● Prompt
Convert each listing into a Markdown table with two columns, Row and Line, with a row number and one line per row and blank lines skipped. Leave out the pictures.

++++++++

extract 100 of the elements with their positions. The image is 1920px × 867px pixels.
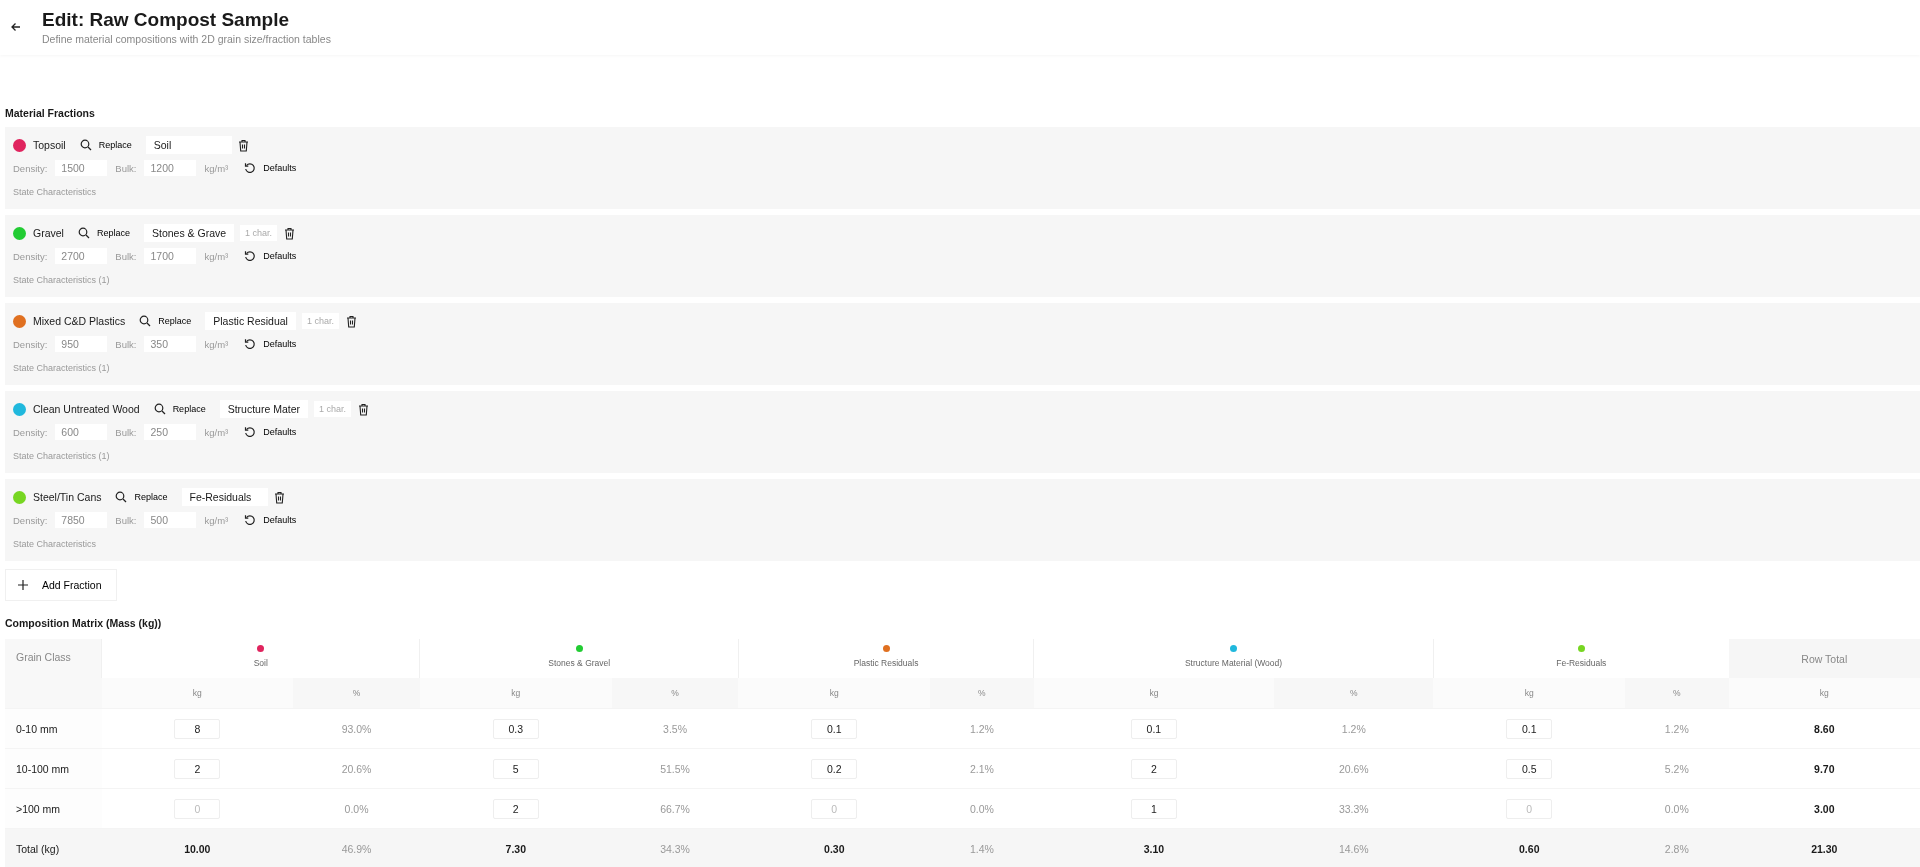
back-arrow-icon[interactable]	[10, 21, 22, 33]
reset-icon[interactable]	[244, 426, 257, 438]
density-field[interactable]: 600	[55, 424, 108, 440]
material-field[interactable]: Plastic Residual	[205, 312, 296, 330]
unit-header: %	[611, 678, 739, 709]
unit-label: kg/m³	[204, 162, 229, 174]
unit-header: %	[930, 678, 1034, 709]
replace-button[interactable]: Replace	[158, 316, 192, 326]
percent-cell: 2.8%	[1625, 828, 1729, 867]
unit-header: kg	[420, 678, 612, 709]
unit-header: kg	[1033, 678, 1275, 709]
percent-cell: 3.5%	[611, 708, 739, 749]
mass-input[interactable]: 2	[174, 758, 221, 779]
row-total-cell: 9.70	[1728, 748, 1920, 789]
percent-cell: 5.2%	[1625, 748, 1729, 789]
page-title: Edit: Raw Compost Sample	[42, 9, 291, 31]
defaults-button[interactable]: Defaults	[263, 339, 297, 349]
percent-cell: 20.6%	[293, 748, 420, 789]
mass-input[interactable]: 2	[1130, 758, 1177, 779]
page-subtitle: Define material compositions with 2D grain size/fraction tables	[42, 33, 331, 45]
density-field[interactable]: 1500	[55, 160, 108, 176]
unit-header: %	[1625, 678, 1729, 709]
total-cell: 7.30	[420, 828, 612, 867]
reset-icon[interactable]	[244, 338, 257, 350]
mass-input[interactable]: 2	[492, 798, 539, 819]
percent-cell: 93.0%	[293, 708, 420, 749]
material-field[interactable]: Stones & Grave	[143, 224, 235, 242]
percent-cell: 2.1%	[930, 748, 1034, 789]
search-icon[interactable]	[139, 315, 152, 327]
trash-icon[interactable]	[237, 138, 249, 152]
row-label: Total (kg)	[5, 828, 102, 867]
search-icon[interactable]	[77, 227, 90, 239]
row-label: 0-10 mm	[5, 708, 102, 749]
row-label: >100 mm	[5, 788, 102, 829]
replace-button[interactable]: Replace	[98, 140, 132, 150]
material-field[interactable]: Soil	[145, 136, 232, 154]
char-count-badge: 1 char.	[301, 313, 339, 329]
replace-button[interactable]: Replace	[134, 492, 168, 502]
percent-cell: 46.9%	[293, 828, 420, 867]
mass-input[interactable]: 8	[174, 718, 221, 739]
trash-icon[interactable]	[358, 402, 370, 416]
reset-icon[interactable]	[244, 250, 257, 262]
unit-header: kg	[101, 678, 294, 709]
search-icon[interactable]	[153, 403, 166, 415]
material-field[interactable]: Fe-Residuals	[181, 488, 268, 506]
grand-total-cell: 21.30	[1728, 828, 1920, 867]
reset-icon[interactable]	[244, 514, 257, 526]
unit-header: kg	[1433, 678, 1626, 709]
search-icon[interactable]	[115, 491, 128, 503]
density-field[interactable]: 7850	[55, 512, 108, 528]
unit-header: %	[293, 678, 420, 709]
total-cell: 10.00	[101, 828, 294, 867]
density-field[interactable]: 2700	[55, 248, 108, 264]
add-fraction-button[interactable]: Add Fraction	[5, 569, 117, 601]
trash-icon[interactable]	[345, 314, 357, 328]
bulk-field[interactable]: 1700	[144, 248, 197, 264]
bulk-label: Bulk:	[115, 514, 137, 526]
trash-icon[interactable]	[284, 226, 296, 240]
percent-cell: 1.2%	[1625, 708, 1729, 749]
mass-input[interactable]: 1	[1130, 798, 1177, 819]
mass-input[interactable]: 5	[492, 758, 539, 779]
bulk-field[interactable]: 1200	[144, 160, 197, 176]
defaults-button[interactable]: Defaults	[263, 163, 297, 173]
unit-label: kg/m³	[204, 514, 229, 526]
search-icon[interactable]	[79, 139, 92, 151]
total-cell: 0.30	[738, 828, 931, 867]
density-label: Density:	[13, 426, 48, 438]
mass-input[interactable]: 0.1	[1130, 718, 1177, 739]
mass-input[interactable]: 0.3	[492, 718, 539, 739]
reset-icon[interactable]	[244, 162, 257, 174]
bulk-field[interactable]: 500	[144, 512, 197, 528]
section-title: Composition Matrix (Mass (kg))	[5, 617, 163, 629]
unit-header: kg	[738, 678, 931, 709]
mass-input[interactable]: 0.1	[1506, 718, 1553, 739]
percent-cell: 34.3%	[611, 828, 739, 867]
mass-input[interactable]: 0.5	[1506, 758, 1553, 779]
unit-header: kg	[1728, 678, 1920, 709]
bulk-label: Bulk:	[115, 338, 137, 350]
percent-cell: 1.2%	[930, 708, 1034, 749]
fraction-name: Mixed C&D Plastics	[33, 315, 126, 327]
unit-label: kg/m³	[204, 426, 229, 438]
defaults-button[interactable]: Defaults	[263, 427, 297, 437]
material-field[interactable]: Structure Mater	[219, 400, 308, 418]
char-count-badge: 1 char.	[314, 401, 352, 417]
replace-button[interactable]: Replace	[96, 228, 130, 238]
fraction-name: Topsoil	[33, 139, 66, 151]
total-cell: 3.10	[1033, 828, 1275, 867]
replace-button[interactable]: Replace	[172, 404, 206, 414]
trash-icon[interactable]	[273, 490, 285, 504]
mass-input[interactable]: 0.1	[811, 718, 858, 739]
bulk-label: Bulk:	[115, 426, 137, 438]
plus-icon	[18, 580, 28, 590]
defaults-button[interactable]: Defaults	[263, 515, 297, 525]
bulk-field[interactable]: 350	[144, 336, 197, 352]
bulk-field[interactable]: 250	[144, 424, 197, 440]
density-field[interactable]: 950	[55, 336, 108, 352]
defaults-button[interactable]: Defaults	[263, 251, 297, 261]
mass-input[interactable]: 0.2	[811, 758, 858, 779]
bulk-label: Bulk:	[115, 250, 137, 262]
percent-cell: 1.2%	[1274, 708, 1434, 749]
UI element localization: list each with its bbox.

++++++++

● Reply to the exercise
| Row | Line |
|---|---|
| 1 | extract 100 of the elements with their positions. The image is 1920px × 867px pixels. |
| 2 | back-arrow-icon[interactable]	[10, 21, 22, 33] |
| 3 | reset-icon[interactable]	[244, 426, 257, 438] |
| 4 | density-field[interactable]: 600	[55, 424, 108, 440] |
| 5 | material-field[interactable]: Plastic Residual	[205, 312, 296, 330] |
| 6 | unit-header: %	[611, 678, 739, 709] |
| 7 | unit-label: kg/m³	[204, 162, 229, 174] |
| 8 | unit-header: %	[930, 678, 1034, 709] |
| 9 | replace-button[interactable]: Replace	[158, 316, 192, 326] |
| 10 | percent-cell: 2.8%	[1625, 828, 1729, 867] |
| 11 | unit-header: kg	[420, 678, 612, 709] |
| 12 | unit-header: kg	[1033, 678, 1275, 709] |
| 13 | percent-cell: 3.5%	[611, 708, 739, 749] |
| 14 | mass-input[interactable]: 2	[174, 758, 221, 779] |
| 15 | row-total-cell: 9.70	[1728, 748, 1920, 789] |
| 16 | percent-cell: 5.2%	[1625, 748, 1729, 789] |
| 17 | page-title: Edit: Raw Compost Sample	[42, 9, 291, 31] |
| 18 | defaults-button[interactable]: Defaults	[263, 339, 297, 349] |
| 19 | percent-cell: 20.6%	[293, 748, 420, 789] |
| 20 | mass-input[interactable]: 2	[1130, 758, 1177, 779] |
| 21 | page-subtitle: Define material compositions with 2D grain size/fraction tables	[42, 33, 331, 45] |
| 22 | density-field[interactable]: 1500	[55, 160, 108, 176] |
| 23 | unit-header: %	[1625, 678, 1729, 709] |
| 24 | total-cell: 7.30	[420, 828, 612, 867] |
| 25 | reset-icon[interactable]	[244, 338, 257, 350] |
| 26 | mass-input[interactable]: 2	[492, 798, 539, 819] |
| 27 | percent-cell: 93.0%	[293, 708, 420, 749] |
| 28 | material-field[interactable]: Stones & Grave	[143, 224, 235, 242] |
| 29 | percent-cell: 2.1%	[930, 748, 1034, 789] |
| 30 | search-icon[interactable]	[139, 315, 152, 327] |
| 31 | trash-icon[interactable]	[237, 138, 249, 152] |
| 32 | row-label: Total (kg)	[5, 828, 102, 867] |
| 33 | search-icon[interactable]	[77, 227, 90, 239] |
| 34 | row-label: 0-10 mm	[5, 708, 102, 749] |
| 35 | row-label: >100 mm	[5, 788, 102, 829] |
| 36 | replace-button[interactable]: Replace	[98, 140, 132, 150] |
| 37 | material-field[interactable]: Soil	[145, 136, 232, 154] |
| 38 | char-count-badge: 1 char.	[301, 313, 339, 329] |
| 39 | replace-button[interactable]: Replace	[134, 492, 168, 502] |
| 40 | percent-cell: 46.9%	[293, 828, 420, 867] |
| 41 | mass-input[interactable]: 8	[174, 718, 221, 739] |
| 42 | trash-icon[interactable]	[358, 402, 370, 416] |
| 43 | reset-icon[interactable]	[244, 250, 257, 262] |
| 44 | unit-header: kg	[101, 678, 294, 709] |
| 45 | search-icon[interactable]	[153, 403, 166, 415] |
| 46 | material-field[interactable]: Fe-Residuals	[181, 488, 268, 506] |
| 47 | grand-total-cell: 21.30	[1728, 828, 1920, 867] |
| 48 | reset-icon[interactable]	[244, 514, 257, 526] |
| 49 | unit-header: kg	[1433, 678, 1626, 709] |
| 50 | search-icon[interactable]	[115, 491, 128, 503] |
| 51 | density-field[interactable]: 7850	[55, 512, 108, 528] |
| 52 | unit-header: %	[293, 678, 420, 709] |
| 53 | total-cell: 10.00	[101, 828, 294, 867] |
| 54 | density-field[interactable]: 2700	[55, 248, 108, 264] |
| 55 | add-fraction-button[interactable]: Add Fraction	[5, 569, 117, 601] |
| 56 | trash-icon[interactable]	[345, 314, 357, 328] |
| 57 | bulk-field[interactable]: 1700	[144, 248, 197, 264] |
| 58 | bulk-label: Bulk:	[115, 514, 137, 526] |
| 59 | trash-icon[interactable]	[284, 226, 296, 240] |
| 60 | percent-cell: 1.2%	[1625, 708, 1729, 749] |
| 61 | mass-input[interactable]: 1	[1130, 798, 1177, 819] |
| 62 | mass-input[interactable]: 5	[492, 758, 539, 779] |
| 63 | bulk-field[interactable]: 1200	[144, 160, 197, 176] |
| 64 | defaults-button[interactable]: Defaults	[263, 163, 297, 173] |
| 65 | unit-label: kg/m³	[204, 514, 229, 526] |
| 66 | search-icon[interactable]	[79, 139, 92, 151] |
| 67 | total-cell: 0.30	[738, 828, 931, 867] |
| 68 | density-label: Density:	[13, 426, 48, 438] |
| 69 | mass-input[interactable]: 0.1	[1130, 718, 1177, 739] |
| 70 | mass-input[interactable]: 0.3	[492, 718, 539, 739] |
| 71 | reset-icon[interactable]	[244, 162, 257, 174] |
| 72 | bulk-field[interactable]: 500	[144, 512, 197, 528] |
| 73 | section-title: Composition Matrix (Mass (kg))	[5, 617, 163, 629] |
| 74 | unit-header: kg	[738, 678, 931, 709] |
| 75 | mass-input[interactable]: 0.1	[1506, 718, 1553, 739] |
| 76 | percent-cell: 34.3%	[611, 828, 739, 867] |
| 77 | mass-input[interactable]: 0.5	[1506, 758, 1553, 779] |
| 78 | unit-header: kg	[1728, 678, 1920, 709] |
| 79 | bulk-label: Bulk:	[115, 338, 137, 350] |
| 80 | percent-cell: 1.2%	[930, 708, 1034, 749] |
| 81 | fraction-name: Mixed C&D Plastics	[33, 315, 126, 327] |
| 82 | unit-label: kg/m³	[204, 426, 229, 438] |
| 83 | defaults-button[interactable]: Defaults	[263, 427, 297, 437] |
| 84 | material-field[interactable]: Structure Mater	[219, 400, 308, 418] |
| 85 | char-count-badge: 1 char.	[314, 401, 352, 417] |
| 86 | replace-button[interactable]: Replace	[96, 228, 130, 238] |
| 87 | fraction-name: Topsoil	[33, 139, 66, 151] |
| 88 | total-cell: 3.10	[1033, 828, 1275, 867] |
| 89 | replace-button[interactable]: Replace	[172, 404, 206, 414] |
| 90 | trash-icon[interactable]	[273, 490, 285, 504] |
| 91 | mass-input[interactable]: 0.1	[811, 718, 858, 739] |
| 92 | bulk-label: Bulk:	[115, 426, 137, 438] |
| 93 | plus-icon	[18, 580, 28, 590] |
| 94 | defaults-button[interactable]: Defaults	[263, 515, 297, 525] |
| 95 | bulk-field[interactable]: 350	[144, 336, 197, 352] |
| 96 | bulk-field[interactable]: 250	[144, 424, 197, 440] |
| 97 | density-field[interactable]: 950	[55, 336, 108, 352] |
| 98 | defaults-button[interactable]: Defaults	[263, 251, 297, 261] |
| 99 | mass-input[interactable]: 0.2	[811, 758, 858, 779] |
| 100 | bulk-label: Bulk:	[115, 250, 137, 262] |
| 101 | percent-cell: 1.2%	[1274, 708, 1434, 749] |
| 102 | UI element localization: list each with its bbox. |